**Brief:** Write out the listing below in full and exactly, leaving out every picture.
— START —
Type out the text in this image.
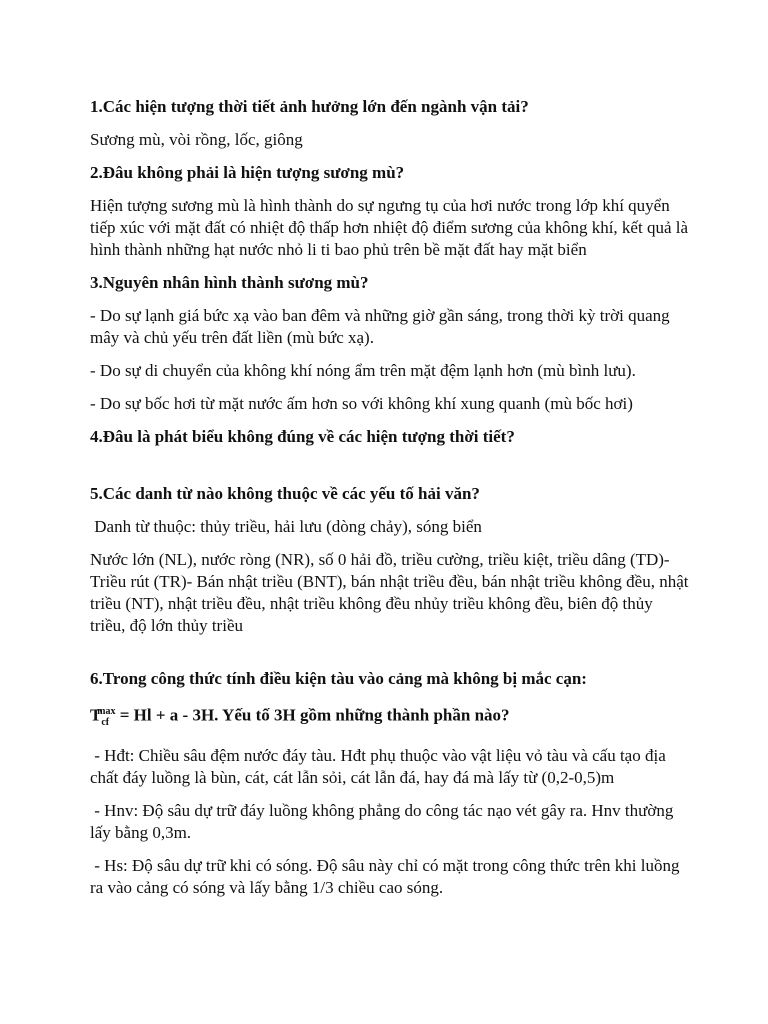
1.Các hiện tượng thời tiết ảnh hưởng lớn đến ngành vận tải?

Sương mù, vòi rồng, lốc, giông

2.Đâu không phải là hiện tượng sương mù?

Hiện tượng sương mù là hình thành do sự ngưng tụ của hơi nước trong lớp khí quyển tiếp xúc với mặt đất có nhiệt độ thấp hơn nhiệt độ điểm sương của không khí, kết quả là hình thành những hạt nước nhỏ li ti bao phủ trên bề mặt đất hay mặt biển

3.Nguyên nhân hình thành sương mù?

- Do sự lạnh giá bức xạ vào ban đêm và những giờ gần sáng, trong thời kỳ trời quang mây và chủ yếu trên đất liền (mù bức xạ).

- Do sự di chuyển của không khí nóng ẩm trên mặt đệm lạnh hơn (mù bình lưu).

- Do sự bốc hơi từ mặt nước ấm hơn so với không khí xung quanh (mù bốc hơi)

4.Đâu là phát biểu không đúng về các hiện tượng thời tiết?

5.Các danh từ nào không thuộc về các yếu tố hải văn?

Danh từ thuộc: thủy triều, hải lưu (dòng chảy), sóng biển

Nước lớn (NL), nước ròng (NR), số 0 hải đồ, triều cường, triều kiệt, triều dâng (TD)- Triều rút (TR)- Bán nhật triều (BNT), bán nhật triều đều, bán nhật triều không đều, nhật triều (NT), nhật triều đều, nhật triều không đều nhủy triều không đều, biên độ thủy triều, độ lớn thủy triều

6.Trong công thức tính điều kiện tàu vào cảng mà không bị mắc cạn:

$T_{cf}^{max} = Hl + a - 3H$. Yếu tố 3H gồm những thành phần nào?

- Hđt: Chiều sâu đệm nước đáy tàu. Hđt phụ thuộc vào vật liệu vỏ tàu và cấu tạo địa chất đáy luồng là bùn, cát, cát lẫn sỏi, cát lẫn đá, hay đá mà lấy từ (0,2-0,5)m

- Hnv: Độ sâu dự trữ đáy luồng không phẳng do công tác nạo vét gây ra. Hnv thường lấy bằng 0,3m.

- Hs: Độ sâu dự trữ khi có sóng. Độ sâu này chỉ có mặt trong công thức trên khi luồng ra vào cảng có sóng và lấy bằng 1/3 chiều cao sóng.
— END —
**Answer to the task:**
Type out the text in this image.
1.Các hiện tượng thời tiết ảnh hưởng lớn đến ngành vận tải?

Sương mù, vòi rồng, lốc, giông

2.Đâu không phải là hiện tượng sương mù?

Hiện tượng sương mù là hình thành do sự ngưng tụ của hơi nước trong lớp khí quyển tiếp xúc với mặt đất có nhiệt độ thấp hơn nhiệt độ điểm sương của không khí, kết quả là hình thành những hạt nước nhỏ li ti bao phủ trên bề mặt đất hay mặt biển

3.Nguyên nhân hình thành sương mù?

- Do sự lạnh giá bức xạ vào ban đêm và những giờ gần sáng, trong thời kỳ trời quang mây và chủ yếu trên đất liền (mù bức xạ).

- Do sự di chuyển của không khí nóng ẩm trên mặt đệm lạnh hơn (mù bình lưu).

- Do sự bốc hơi từ mặt nước ấm hơn so với không khí xung quanh (mù bốc hơi)

4.Đâu là phát biểu không đúng về các hiện tượng thời tiết?

5.Các danh từ nào không thuộc về các yếu tố hải văn?

Danh từ thuộc: thủy triều, hải lưu (dòng chảy), sóng biển

Nước lớn (NL), nước ròng (NR), số 0 hải đồ, triều cường, triều kiệt, triều dâng (TD)- Triều rút (TR)- Bán nhật triều (BNT), bán nhật triều đều, bán nhật triều không đều, nhật triều (NT), nhật triều đều, nhật triều không đều nhủy triều không đều, biên độ thủy triều, độ lớn thủy triều

6.Trong công thức tính điều kiện tàu vào cảng mà không bị mắc cạn:

$T_{cf}^{max} = Hl + a - 3H$. Yếu tố 3H gồm những thành phần nào?

- Hđt: Chiều sâu đệm nước đáy tàu. Hđt phụ thuộc vào vật liệu vỏ tàu và cấu tạo địa chất đáy luồng là bùn, cát, cát lẫn sỏi, cát lẫn đá, hay đá mà lấy từ (0,2-0,5)m

- Hnv: Độ sâu dự trữ đáy luồng không phẳng do công tác nạo vét gây ra. Hnv thường lấy bằng 0,3m.

- Hs: Độ sâu dự trữ khi có sóng. Độ sâu này chỉ có mặt trong công thức trên khi luồng ra vào cảng có sóng và lấy bằng 1/3 chiều cao sóng.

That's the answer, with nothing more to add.